Data excerpts:
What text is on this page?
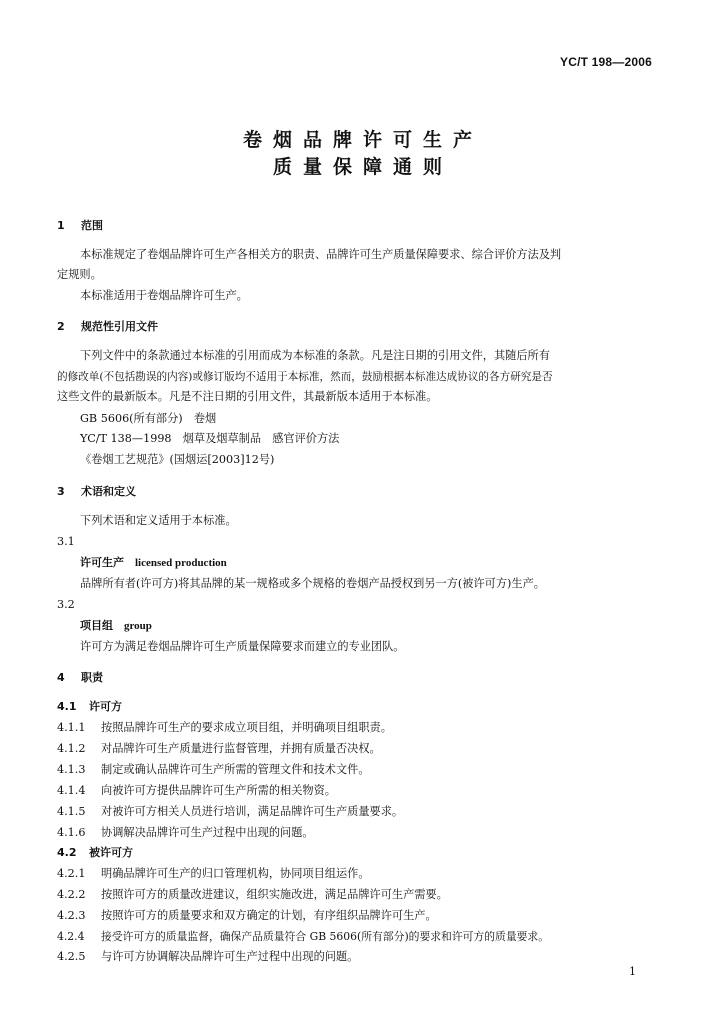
YC/T 198—2006
卷烟品牌许可生产
质量保障通则
1 范围
本标准规定了卷烟品牌许可生产各相关方的职责、品牌许可生产质量保障要求、综合评价方法及判
定规则。
本标准适用于卷烟品牌许可生产。
2 规范性引用文件
下列文件中的条款通过本标准的引用而成为本标准的条款。凡是注日期的引用文件，其随后所有
的修改单(不包括勘误的内容)或修订版均不适用于本标准，然而，鼓励根据本标准达成协议的各方研究是否
这些文件的最新版本。凡是不注日期的引用文件，其最新版本适用于本标准。
GB 5606(所有部分)　卷烟
YC/T 138—1998　烟草及烟草制品　感官评价方法
《卷烟工艺规范》(国烟运[2003]12号)
3 术语和定义
下列术语和定义适用于本标准。
3.1
许可生产　 licensed production
品牌所有者(许可方)将其品牌的某一规格或多个规格的卷烟产品授权到另一方(被许可方)生产。
3.2
项目组　 group
许可方为满足卷烟品牌许可生产质量保障要求而建立的专业团队。
4 职责
4.1 许可方
4.1.1 按照品牌许可生产的要求成立项目组，并明确项目组职责。
4.1.2 对品牌许可生产质量进行监督管理，并拥有质量否决权。
4.1.3 制定或确认品牌许可生产所需的管理文件和技术文件。
4.1.4 向被许可方提供品牌许可生产所需的相关物资。
4.1.5 对被许可方相关人员进行培训，满足品牌许可生产质量要求。
4.1.6 协调解决品牌许可生产过程中出现的问题。
4.2 被许可方
4.2.1 明确品牌许可生产的归口管理机构，协同项目组运作。
4.2.2 按照许可方的质量改进建议，组织实施改进，满足品牌许可生产需要。
4.2.3 按照许可方的质量要求和双方确定的计划，有序组织品牌许可生产。
4.2.4 接受许可方的质量监督，确保产品质量符合 GB 5606(所有部分)的要求和许可方的质量要求。
4.2.5 与许可方协调解决品牌许可生产过程中出现的问题。
1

== Set task ==
The listing above needs to be output again exactly. Don't include the pictures.

== Exercise answer ==
What text is on this page?
YC/T 198—2006
卷烟品牌许可生产
质量保障通则
1 范围
本标准规定了卷烟品牌许可生产各相关方的职责、品牌许可生产质量保障要求、综合评价方法及判
定规则。
本标准适用于卷烟品牌许可生产。
2 规范性引用文件
下列文件中的条款通过本标准的引用而成为本标准的条款。凡是注日期的引用文件，其随后所有
的修改单(不包括勘误的内容)或修订版均不适用于本标准，然而，鼓励根据本标准达成协议的各方研究是否
这些文件的最新版本。凡是不注日期的引用文件，其最新版本适用于本标准。
GB 5606(所有部分)　卷烟
YC/T 138—1998　烟草及烟草制品　感官评价方法
《卷烟工艺规范》(国烟运[2003]12号)
3 术语和定义
下列术语和定义适用于本标准。
3.1
许可生产　 licensed production
品牌所有者(许可方)将其品牌的某一规格或多个规格的卷烟产品授权到另一方(被许可方)生产。
3.2
项目组　 group
许可方为满足卷烟品牌许可生产质量保障要求而建立的专业团队。
4 职责
4.1 许可方
4.1.1 按照品牌许可生产的要求成立项目组，并明确项目组职责。
4.1.2 对品牌许可生产质量进行监督管理，并拥有质量否决权。
4.1.3 制定或确认品牌许可生产所需的管理文件和技术文件。
4.1.4 向被许可方提供品牌许可生产所需的相关物资。
4.1.5 对被许可方相关人员进行培训，满足品牌许可生产质量要求。
4.1.6 协调解决品牌许可生产过程中出现的问题。
4.2 被许可方
4.2.1 明确品牌许可生产的归口管理机构，协同项目组运作。
4.2.2 按照许可方的质量改进建议，组织实施改进，满足品牌许可生产需要。
4.2.3 按照许可方的质量要求和双方确定的计划，有序组织品牌许可生产。
4.2.4 接受许可方的质量监督，确保产品质量符合 GB 5606(所有部分)的要求和许可方的质量要求。
4.2.5 与许可方协调解决品牌许可生产过程中出现的问题。
1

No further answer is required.